'''

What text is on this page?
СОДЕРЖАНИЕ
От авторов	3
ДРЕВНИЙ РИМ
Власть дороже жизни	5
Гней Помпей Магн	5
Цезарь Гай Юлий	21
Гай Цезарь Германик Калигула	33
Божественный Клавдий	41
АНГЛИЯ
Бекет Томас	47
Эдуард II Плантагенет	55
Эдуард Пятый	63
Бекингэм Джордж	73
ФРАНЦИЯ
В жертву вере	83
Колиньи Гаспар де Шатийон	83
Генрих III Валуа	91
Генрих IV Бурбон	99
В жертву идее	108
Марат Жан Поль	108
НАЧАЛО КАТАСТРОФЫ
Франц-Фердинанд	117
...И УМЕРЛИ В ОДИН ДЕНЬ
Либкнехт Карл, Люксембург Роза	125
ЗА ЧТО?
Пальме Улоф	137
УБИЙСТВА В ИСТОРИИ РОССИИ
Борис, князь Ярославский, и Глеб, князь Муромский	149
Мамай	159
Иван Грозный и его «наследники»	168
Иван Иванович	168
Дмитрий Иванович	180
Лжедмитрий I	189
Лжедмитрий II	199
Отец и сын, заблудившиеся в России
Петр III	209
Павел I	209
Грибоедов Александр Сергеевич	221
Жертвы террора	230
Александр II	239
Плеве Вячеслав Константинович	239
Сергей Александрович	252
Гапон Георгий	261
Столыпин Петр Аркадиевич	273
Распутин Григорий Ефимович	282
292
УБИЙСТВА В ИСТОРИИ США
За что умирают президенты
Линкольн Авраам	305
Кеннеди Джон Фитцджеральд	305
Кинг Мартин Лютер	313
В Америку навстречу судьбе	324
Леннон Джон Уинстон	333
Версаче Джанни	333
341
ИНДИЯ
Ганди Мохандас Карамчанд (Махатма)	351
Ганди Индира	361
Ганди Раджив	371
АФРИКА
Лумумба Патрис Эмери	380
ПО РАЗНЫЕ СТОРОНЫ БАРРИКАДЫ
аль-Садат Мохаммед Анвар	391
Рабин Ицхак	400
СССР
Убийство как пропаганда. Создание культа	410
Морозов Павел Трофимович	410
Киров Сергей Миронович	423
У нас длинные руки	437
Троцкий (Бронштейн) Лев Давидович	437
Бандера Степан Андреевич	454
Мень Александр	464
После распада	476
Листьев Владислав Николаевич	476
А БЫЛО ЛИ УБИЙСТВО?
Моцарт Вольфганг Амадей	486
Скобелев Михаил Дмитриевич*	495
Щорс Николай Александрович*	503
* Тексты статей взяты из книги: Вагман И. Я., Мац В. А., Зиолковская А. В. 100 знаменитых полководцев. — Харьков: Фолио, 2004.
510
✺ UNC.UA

'''

_INSTRUCTIONS TO FOLLOW_:
Transcribe each entry exactly.

_ANSWER FOR THE TASK_:
What text is on this page?
СОДЕРЖАНИЕ
От авторов	3
ДРЕВНИЙ РИМ
Власть дороже жизни	5
Гней Помпей Магн	5
Цезарь Гай Юлий	21
Гай Цезарь Германик Калигула	33
Божественный Клавдий	41
АНГЛИЯ
Бекет Томас	47
Эдуард II Плантагенет	55
Эдуард Пятый	63
Бекингэм Джордж	73
ФРАНЦИЯ
В жертву вере	83
Колиньи Гаспар де Шатийон	83
Генрих III Валуа	91
Генрих IV Бурбон	99
В жертву идее	108
Марат Жан Поль	108
НАЧАЛО КАТАСТРОФЫ
Франц-Фердинанд	117
...И УМЕРЛИ В ОДИН ДЕНЬ
Либкнехт Карл, Люксембург Роза	125
ЗА ЧТО?
Пальме Улоф	137
УБИЙСТВА В ИСТОРИИ РОССИИ
Борис, князь Ярославский, и Глеб, князь Муромский	149
Мамай	159
Иван Грозный и его «наследники»	168
Иван Иванович	168
Дмитрий Иванович	180
Лжедмитрий I	189
Лжедмитрий II	199
Отец и сын, заблудившиеся в России
Петр III	209
Павел I	209
Грибоедов Александр Сергеевич	221
Жертвы террора	230
Александр II	239
Плеве Вячеслав Константинович	239
Сергей Александрович	252
Гапон Георгий	261
Столыпин Петр Аркадиевич	273
Распутин Григорий Ефимович	282
292
УБИЙСТВА В ИСТОРИИ США
За что умирают президенты
Линкольн Авраам	305
Кеннеди Джон Фитцджеральд	305
Кинг Мартин Лютер	313
В Америку навстречу судьбе	324
Леннон Джон Уинстон	333
Версаче Джанни	333
341
ИНДИЯ
Ганди Мохандас Карамчанд (Махатма)	351
Ганди Индира	361
Ганди Раджив	371
АФРИКА
Лумумба Патрис Эмери	380
ПО РАЗНЫЕ СТОРОНЫ БАРРИКАДЫ
аль-Садат Мохаммед Анвар	391
Рабин Ицхак	400
СССР
Убийство как пропаганда. Создание культа	410
Морозов Павел Трофимович	410
Киров Сергей Миронович	423
У нас длинные руки	437
Троцкий (Бронштейн) Лев Давидович	437
Бандера Степан Андреевич	454
Мень Александр	464
После распада	476
Листьев Владислав Николаевич	476
А БЫЛО ЛИ УБИЙСТВО?
Моцарт Вольфганг Амадей	486
Скобелев Михаил Дмитриевич*	495
Щорс Николай Александрович*	503
* Тексты статей взяты из книги: Вагман И. Я., Мац В. А., Зиолковская А. В. 100 знаменитых полководцев. — Харьков: Фолио, 2004.
510
✺ UNC.UA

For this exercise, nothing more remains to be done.